→ Exercise task
Quote the data below in full, please, without altering anything.

→ Exercise material
>>
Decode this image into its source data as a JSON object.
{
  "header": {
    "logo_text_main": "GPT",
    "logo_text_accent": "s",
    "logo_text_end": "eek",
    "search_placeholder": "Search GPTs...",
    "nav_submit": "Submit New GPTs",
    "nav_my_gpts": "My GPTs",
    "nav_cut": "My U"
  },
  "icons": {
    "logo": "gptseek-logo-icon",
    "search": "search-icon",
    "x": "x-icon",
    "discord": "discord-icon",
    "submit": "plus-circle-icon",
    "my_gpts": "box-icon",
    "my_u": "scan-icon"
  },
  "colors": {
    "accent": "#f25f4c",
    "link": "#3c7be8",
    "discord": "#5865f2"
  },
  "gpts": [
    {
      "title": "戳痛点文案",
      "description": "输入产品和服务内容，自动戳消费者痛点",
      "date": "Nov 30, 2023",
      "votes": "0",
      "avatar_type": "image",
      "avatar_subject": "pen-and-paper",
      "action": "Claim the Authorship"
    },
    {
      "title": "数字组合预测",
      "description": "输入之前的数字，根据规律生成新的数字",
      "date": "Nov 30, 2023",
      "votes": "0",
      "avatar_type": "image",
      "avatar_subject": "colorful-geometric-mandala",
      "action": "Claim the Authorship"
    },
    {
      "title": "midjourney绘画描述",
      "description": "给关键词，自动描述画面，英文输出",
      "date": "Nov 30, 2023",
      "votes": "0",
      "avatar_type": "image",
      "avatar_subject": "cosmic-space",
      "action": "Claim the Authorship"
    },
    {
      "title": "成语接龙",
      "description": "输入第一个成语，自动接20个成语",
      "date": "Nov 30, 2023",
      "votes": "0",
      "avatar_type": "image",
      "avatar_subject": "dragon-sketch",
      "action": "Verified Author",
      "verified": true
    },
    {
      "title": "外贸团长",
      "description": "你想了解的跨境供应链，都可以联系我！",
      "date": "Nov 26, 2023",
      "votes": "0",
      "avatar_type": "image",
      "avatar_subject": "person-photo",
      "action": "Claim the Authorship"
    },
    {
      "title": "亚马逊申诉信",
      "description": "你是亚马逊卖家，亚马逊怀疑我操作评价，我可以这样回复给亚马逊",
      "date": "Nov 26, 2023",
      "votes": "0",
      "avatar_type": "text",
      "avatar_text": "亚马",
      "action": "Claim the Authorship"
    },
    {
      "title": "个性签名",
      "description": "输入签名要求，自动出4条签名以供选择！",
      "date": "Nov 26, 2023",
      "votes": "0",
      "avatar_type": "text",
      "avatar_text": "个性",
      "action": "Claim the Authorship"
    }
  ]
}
<<
→ Completed exercise
Decode this image into its source data as a JSON object.
{
  "header": {
    "logo_text_main": "GPT",
    "logo_text_accent": "s",
    "logo_text_end": "eek",
    "search_placeholder": "Search GPTs...",
    "nav_submit": "Submit New GPTs",
    "nav_my_gpts": "My GPTs",
    "nav_cut": "My U"
  },
  "icons": {
    "logo": "gptseek-logo-icon",
    "search": "search-icon",
    "x": "x-icon",
    "discord": "discord-icon",
    "submit": "plus-circle-icon",
    "my_gpts": "box-icon",
    "my_u": "scan-icon"
  },
  "colors": {
    "accent": "#f25f4c",
    "link": "#3c7be8",
    "discord": "#5865f2"
  },
  "gpts": [
    {
      "title": "戳痛点文案",
      "description": "输入产品和服务内容，自动戳消费者痛点",
      "date": "Nov 30, 2023",
      "votes": "0",
      "avatar_type": "image",
      "avatar_subject": "pen-and-paper",
      "action": "Claim the Authorship"
    },
    {
      "title": "数字组合预测",
      "description": "输入之前的数字，根据规律生成新的数字",
      "date": "Nov 30, 2023",
      "votes": "0",
      "avatar_type": "image",
      "avatar_subject": "colorful-geometric-mandala",
      "action": "Claim the Authorship"
    },
    {
      "title": "midjourney绘画描述",
      "description": "给关键词，自动描述画面，英文输出",
      "date": "Nov 30, 2023",
      "votes": "0",
      "avatar_type": "image",
      "avatar_subject": "cosmic-space",
      "action": "Claim the Authorship"
    },
    {
      "title": "成语接龙",
      "description": "输入第一个成语，自动接20个成语",
      "date": "Nov 30, 2023",
      "votes": "0",
      "avatar_type": "image",
      "avatar_subject": "dragon-sketch",
      "action": "Verified Author",
      "verified": true
    },
    {
      "title": "外贸团长",
      "description": "你想了解的跨境供应链，都可以联系我！",
      "date": "Nov 26, 2023",
      "votes": "0",
      "avatar_type": "image",
      "avatar_subject": "person-photo",
      "action": "Claim the Authorship"
    },
    {
      "title": "亚马逊申诉信",
      "description": "你是亚马逊卖家，亚马逊怀疑我操作评价，我可以这样回复给亚马逊",
      "date": "Nov 26, 2023",
      "votes": "0",
      "avatar_type": "text",
      "avatar_text": "亚马",
      "action": "Claim the Authorship"
    },
    {
      "title": "个性签名",
      "description": "输入签名要求，自动出4条签名以供选择！",
      "date": "Nov 26, 2023",
      "votes": "0",
      "avatar_type": "text",
      "avatar_text": "个性",
      "action": "Claim the Authorship"
    }
  ]
}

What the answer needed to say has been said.